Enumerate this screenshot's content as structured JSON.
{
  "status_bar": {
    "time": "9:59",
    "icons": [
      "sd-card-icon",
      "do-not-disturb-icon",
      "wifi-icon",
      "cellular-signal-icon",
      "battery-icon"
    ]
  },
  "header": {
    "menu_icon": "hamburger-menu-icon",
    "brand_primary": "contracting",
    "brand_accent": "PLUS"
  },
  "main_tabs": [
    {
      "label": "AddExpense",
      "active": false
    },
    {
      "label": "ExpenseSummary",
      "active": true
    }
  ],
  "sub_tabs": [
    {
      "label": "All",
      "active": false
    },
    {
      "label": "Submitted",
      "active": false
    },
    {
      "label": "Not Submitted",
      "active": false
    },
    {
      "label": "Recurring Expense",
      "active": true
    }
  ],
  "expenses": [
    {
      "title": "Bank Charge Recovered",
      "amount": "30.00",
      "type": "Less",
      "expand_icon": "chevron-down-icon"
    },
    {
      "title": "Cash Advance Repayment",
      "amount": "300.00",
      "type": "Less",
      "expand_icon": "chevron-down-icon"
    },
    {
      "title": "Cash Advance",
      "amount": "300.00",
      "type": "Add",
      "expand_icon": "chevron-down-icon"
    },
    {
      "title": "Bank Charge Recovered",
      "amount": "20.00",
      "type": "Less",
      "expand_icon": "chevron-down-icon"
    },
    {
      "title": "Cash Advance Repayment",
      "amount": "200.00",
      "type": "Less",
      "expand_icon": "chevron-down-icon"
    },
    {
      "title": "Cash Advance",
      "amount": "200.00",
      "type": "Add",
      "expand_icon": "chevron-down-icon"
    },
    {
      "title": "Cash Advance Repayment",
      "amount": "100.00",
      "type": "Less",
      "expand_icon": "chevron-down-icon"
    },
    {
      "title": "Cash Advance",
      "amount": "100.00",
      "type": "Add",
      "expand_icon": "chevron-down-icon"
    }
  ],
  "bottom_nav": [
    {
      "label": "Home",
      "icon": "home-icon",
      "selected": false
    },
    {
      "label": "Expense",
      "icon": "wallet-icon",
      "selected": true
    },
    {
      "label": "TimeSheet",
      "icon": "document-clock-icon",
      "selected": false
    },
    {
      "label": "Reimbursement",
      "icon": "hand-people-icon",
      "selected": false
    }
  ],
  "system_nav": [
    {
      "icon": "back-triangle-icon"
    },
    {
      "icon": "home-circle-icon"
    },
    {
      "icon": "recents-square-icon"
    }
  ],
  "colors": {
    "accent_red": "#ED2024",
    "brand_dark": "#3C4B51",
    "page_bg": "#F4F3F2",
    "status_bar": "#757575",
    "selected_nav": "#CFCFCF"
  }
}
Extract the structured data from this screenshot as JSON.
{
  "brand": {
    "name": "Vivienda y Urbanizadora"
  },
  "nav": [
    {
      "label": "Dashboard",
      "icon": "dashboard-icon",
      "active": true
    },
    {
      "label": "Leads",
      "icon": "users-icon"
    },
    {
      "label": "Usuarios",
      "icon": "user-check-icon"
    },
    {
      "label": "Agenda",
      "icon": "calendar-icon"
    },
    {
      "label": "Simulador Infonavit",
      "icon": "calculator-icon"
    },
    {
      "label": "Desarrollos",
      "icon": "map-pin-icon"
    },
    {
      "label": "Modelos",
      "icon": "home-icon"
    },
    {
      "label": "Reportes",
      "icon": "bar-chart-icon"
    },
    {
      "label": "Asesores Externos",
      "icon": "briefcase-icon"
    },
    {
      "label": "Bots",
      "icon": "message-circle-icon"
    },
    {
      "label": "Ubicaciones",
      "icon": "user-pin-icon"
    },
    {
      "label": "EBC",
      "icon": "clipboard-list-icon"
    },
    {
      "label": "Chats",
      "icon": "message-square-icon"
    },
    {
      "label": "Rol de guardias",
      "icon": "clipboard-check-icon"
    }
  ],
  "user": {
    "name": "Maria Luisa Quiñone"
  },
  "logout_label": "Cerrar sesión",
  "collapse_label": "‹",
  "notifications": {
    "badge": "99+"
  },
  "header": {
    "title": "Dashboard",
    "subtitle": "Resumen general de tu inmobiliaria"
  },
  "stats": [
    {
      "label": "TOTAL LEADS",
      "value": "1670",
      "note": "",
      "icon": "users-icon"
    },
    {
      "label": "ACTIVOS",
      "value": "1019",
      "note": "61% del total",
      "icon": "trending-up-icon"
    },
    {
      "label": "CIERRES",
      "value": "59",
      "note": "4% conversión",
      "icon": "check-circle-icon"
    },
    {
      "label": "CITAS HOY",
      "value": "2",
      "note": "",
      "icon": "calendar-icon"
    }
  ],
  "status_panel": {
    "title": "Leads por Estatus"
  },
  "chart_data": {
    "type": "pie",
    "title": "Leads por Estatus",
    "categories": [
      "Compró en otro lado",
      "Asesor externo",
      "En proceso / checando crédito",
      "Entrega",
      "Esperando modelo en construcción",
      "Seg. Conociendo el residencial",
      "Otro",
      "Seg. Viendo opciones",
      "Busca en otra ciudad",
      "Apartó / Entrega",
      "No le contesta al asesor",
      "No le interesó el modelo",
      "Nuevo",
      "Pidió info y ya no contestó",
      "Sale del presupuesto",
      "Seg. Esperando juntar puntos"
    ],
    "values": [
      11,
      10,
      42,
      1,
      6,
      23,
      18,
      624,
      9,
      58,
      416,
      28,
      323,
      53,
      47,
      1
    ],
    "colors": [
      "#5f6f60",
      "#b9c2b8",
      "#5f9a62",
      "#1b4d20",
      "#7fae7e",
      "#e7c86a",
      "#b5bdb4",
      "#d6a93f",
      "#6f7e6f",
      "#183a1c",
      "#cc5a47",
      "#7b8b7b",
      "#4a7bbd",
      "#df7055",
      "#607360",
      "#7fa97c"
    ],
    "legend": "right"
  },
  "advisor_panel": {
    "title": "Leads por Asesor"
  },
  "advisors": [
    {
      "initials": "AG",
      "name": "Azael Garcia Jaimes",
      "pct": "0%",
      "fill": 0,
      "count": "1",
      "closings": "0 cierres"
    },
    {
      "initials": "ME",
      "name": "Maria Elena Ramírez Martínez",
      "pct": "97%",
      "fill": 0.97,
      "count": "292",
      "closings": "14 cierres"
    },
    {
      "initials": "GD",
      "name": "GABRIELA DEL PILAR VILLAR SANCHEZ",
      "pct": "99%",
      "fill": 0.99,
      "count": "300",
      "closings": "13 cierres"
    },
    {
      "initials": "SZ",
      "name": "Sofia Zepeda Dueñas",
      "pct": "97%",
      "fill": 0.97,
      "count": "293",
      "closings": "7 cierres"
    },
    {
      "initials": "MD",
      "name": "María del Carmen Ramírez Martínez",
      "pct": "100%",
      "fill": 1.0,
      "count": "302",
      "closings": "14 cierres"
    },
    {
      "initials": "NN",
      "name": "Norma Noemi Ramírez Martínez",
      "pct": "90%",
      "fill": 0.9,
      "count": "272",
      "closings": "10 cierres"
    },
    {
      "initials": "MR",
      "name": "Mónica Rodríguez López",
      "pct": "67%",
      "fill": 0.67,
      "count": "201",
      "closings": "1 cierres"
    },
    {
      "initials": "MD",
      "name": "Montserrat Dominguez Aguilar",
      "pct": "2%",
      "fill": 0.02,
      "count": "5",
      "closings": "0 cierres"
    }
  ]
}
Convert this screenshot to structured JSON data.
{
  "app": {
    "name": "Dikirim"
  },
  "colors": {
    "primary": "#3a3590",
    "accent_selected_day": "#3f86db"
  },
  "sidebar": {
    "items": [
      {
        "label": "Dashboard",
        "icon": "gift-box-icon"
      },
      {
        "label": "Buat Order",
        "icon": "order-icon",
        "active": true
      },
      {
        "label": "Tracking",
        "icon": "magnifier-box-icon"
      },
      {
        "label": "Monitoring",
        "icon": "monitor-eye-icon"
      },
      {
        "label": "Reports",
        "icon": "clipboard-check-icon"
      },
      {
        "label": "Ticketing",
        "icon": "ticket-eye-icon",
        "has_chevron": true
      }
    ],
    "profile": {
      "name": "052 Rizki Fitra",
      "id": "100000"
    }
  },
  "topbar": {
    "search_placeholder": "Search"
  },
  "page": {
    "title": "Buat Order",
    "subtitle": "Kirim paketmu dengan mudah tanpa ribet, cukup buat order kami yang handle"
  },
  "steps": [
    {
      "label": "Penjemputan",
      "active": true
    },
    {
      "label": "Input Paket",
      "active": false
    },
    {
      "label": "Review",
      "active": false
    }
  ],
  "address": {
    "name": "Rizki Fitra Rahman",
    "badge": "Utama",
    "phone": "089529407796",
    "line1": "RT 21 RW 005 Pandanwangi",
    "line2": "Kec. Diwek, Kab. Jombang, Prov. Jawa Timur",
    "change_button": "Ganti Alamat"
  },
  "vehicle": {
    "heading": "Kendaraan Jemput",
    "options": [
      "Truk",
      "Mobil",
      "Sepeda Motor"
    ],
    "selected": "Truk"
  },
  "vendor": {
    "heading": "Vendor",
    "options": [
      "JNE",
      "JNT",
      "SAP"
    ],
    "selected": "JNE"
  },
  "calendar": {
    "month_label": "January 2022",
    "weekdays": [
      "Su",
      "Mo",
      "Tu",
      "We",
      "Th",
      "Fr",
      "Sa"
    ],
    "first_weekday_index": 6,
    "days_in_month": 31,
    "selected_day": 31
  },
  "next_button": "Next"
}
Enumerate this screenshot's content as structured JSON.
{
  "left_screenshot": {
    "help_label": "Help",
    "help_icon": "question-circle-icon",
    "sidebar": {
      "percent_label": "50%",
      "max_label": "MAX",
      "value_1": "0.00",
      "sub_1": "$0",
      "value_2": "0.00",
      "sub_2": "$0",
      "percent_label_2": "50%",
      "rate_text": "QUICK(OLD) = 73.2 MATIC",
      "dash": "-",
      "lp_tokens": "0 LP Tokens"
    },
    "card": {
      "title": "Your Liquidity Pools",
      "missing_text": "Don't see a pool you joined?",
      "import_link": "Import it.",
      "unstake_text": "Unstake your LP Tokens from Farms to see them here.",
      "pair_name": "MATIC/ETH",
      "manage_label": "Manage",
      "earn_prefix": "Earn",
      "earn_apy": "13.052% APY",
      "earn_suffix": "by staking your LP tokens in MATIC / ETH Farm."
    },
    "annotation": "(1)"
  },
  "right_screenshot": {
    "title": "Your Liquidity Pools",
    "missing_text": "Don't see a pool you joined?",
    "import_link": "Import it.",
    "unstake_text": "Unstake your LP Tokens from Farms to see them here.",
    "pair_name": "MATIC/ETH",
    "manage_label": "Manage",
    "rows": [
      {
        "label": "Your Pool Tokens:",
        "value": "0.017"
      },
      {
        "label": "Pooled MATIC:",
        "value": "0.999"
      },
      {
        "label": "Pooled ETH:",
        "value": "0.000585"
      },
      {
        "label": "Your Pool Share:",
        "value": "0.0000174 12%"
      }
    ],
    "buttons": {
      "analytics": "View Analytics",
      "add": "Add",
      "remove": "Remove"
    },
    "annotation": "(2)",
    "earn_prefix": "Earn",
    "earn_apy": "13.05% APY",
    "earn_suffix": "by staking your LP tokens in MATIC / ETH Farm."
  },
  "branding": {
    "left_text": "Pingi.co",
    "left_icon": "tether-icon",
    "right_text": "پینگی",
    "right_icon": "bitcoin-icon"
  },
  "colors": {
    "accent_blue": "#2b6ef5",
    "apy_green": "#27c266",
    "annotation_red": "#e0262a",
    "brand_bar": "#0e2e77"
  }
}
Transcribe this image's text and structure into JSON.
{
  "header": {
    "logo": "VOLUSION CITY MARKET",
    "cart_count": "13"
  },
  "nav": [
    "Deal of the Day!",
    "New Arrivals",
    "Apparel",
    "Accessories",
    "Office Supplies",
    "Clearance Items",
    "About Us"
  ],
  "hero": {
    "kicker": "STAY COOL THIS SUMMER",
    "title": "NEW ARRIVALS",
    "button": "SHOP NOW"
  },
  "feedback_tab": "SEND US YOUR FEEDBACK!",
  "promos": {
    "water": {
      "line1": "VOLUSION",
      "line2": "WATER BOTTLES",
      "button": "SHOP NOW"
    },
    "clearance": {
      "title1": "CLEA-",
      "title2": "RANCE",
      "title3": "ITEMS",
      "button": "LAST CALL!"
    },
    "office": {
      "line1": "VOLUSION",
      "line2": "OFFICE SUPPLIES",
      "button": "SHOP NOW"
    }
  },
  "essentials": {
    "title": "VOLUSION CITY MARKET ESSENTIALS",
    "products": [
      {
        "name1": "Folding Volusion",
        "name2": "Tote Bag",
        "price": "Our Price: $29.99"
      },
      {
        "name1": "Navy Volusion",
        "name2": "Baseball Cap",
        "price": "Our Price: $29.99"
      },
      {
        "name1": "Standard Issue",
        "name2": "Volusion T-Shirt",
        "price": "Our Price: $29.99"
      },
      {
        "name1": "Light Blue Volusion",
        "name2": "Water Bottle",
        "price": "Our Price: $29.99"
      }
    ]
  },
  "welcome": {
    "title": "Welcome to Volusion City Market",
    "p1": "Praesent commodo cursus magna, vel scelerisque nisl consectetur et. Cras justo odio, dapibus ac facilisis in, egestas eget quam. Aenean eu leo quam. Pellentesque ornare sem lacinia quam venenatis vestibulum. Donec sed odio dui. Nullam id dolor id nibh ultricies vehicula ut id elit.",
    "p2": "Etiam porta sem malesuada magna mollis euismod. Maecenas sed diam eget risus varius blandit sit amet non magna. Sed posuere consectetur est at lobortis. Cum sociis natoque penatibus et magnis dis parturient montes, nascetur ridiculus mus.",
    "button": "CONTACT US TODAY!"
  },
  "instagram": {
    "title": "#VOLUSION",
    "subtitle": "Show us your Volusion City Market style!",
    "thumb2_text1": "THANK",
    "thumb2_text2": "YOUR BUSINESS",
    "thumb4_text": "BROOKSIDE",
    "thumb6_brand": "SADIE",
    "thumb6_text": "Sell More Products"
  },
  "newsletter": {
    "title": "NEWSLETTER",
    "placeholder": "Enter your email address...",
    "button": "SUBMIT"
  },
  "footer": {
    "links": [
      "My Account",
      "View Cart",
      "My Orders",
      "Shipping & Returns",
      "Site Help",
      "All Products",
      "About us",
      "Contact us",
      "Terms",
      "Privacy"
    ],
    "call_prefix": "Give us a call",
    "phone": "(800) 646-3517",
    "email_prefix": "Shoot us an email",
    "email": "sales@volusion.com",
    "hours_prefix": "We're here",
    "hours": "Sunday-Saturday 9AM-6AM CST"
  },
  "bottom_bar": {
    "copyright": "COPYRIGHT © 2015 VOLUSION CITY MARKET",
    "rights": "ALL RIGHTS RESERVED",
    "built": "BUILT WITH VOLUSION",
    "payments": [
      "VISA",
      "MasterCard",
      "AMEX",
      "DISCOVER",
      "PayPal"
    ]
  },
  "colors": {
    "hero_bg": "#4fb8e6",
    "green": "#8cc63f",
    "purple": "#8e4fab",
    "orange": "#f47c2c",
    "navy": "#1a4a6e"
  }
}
────────
**What to do:** Only lines with the word "note" are wanted, so copy each one from the records.

**Solution:**
      "note": "",
      "note": "61% del total",
      "note": "4% conversión",
      "note": "",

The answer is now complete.